───── Exercise data

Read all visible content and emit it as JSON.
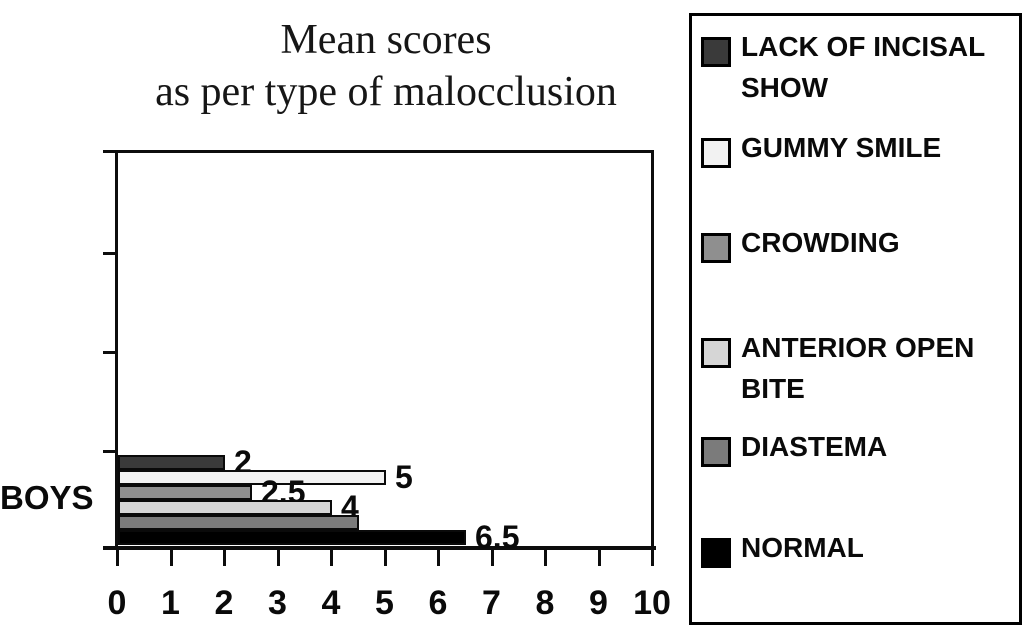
{
  "chart": {
    "title_line1": "Mean scores",
    "title_line2": "as per type of malocclusion",
    "category_label": "BOYS"
  },
  "chart_data": {
    "type": "bar",
    "orientation": "horizontal",
    "title": "Mean scores as per type of malocclusion",
    "categories": [
      "BOYS"
    ],
    "series": [
      {
        "name": "LACK OF INCISAL SHOW",
        "values": [
          2
        ],
        "data_label": "2",
        "color": "#3a3a3a"
      },
      {
        "name": "GUMMY SMILE",
        "values": [
          5
        ],
        "data_label": "5",
        "color": "#f2f2f2"
      },
      {
        "name": "CROWDING",
        "values": [
          2.5
        ],
        "data_label": "2.5",
        "color": "#8f8f8f"
      },
      {
        "name": "ANTERIOR OPEN BITE",
        "values": [
          4
        ],
        "data_label": "4",
        "color": "#d6d6d6"
      },
      {
        "name": "DIASTEMA",
        "values": [
          4.5
        ],
        "data_label": "",
        "color": "#7b7b7b"
      },
      {
        "name": "NORMAL",
        "values": [
          6.5
        ],
        "data_label": "6.5",
        "color": "#000000"
      }
    ],
    "xlim": [
      0,
      10
    ],
    "x_tick_labels": [
      "0",
      "1",
      "2",
      "3",
      "4",
      "5",
      "6",
      "7",
      "8",
      "9",
      "10"
    ],
    "xlabel": "",
    "ylabel": "",
    "grid": false,
    "legend_position": "right"
  }
}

──────────

• **Exercise instructions**: Pick out the lines that include the word "Mean" and write them out.

• **Exercise output**:
    "title_line1": "Mean scores",
    "title": "Mean scores as per type of malocclusion",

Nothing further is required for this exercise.